Exercise directions » Would you write out all the records again, exactly?

Given entries »
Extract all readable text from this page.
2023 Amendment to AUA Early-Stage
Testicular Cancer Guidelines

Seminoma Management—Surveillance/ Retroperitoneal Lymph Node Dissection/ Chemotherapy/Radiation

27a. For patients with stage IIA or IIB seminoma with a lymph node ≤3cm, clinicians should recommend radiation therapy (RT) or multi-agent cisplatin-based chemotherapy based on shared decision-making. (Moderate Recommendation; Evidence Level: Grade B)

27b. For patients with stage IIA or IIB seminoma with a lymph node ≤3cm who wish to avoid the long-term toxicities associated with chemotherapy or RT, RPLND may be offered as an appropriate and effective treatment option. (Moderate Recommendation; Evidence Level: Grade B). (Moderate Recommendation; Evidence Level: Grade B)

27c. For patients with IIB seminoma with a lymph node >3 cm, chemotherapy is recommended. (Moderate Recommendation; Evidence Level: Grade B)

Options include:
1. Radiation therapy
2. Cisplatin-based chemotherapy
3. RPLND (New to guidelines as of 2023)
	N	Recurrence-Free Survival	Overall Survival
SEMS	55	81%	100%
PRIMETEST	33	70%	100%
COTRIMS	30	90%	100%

Written reply »
Extract all readable text from this page.
2023 Amendment to AUA Early-Stage
Testicular Cancer Guidelines

Seminoma Management—Surveillance/ Retroperitoneal Lymph Node Dissection/ Chemotherapy/Radiation

27a. For patients with stage IIA or IIB seminoma with a lymph node ≤3cm, clinicians should recommend radiation therapy (RT) or multi-agent cisplatin-based chemotherapy based on shared decision-making. (Moderate Recommendation; Evidence Level: Grade B)

27b. For patients with stage IIA or IIB seminoma with a lymph node ≤3cm who wish to avoid the long-term toxicities associated with chemotherapy or RT, RPLND may be offered as an appropriate and effective treatment option. (Moderate Recommendation; Evidence Level: Grade B). (Moderate Recommendation; Evidence Level: Grade B)

27c. For patients with IIB seminoma with a lymph node >3 cm, chemotherapy is recommended. (Moderate Recommendation; Evidence Level: Grade B)

Options include:
1. Radiation therapy
2. Cisplatin-based chemotherapy
3. RPLND (New to guidelines as of 2023)
	N	Recurrence-Free Survival	Overall Survival
SEMS	55	81%	100%
PRIMETEST	33	70%	100%
COTRIMS	30	90%	100%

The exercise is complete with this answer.